STORED RECORDS:
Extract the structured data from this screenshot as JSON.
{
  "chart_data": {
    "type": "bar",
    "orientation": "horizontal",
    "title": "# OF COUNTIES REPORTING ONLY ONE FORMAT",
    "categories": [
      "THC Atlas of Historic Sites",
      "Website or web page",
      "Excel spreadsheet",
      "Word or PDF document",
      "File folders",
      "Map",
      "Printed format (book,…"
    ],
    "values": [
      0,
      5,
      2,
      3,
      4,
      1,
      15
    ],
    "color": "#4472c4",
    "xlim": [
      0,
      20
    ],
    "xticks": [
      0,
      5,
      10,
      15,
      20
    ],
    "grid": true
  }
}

STATED EXERCISE:
Each entry must be reproduced verbatim.

ANSWER TO THIS EXERCISE:
Extract the structured data from this screenshot as JSON.
{
  "chart_data": {
    "type": "bar",
    "orientation": "horizontal",
    "title": "# OF COUNTIES REPORTING ONLY ONE FORMAT",
    "categories": [
      "THC Atlas of Historic Sites",
      "Website or web page",
      "Excel spreadsheet",
      "Word or PDF document",
      "File folders",
      "Map",
      "Printed format (book,…"
    ],
    "values": [
      0,
      5,
      2,
      3,
      4,
      1,
      15
    ],
    "color": "#4472c4",
    "xlim": [
      0,
      20
    ],
    "xticks": [
      0,
      5,
      10,
      15,
      20
    ],
    "grid": true
  }
}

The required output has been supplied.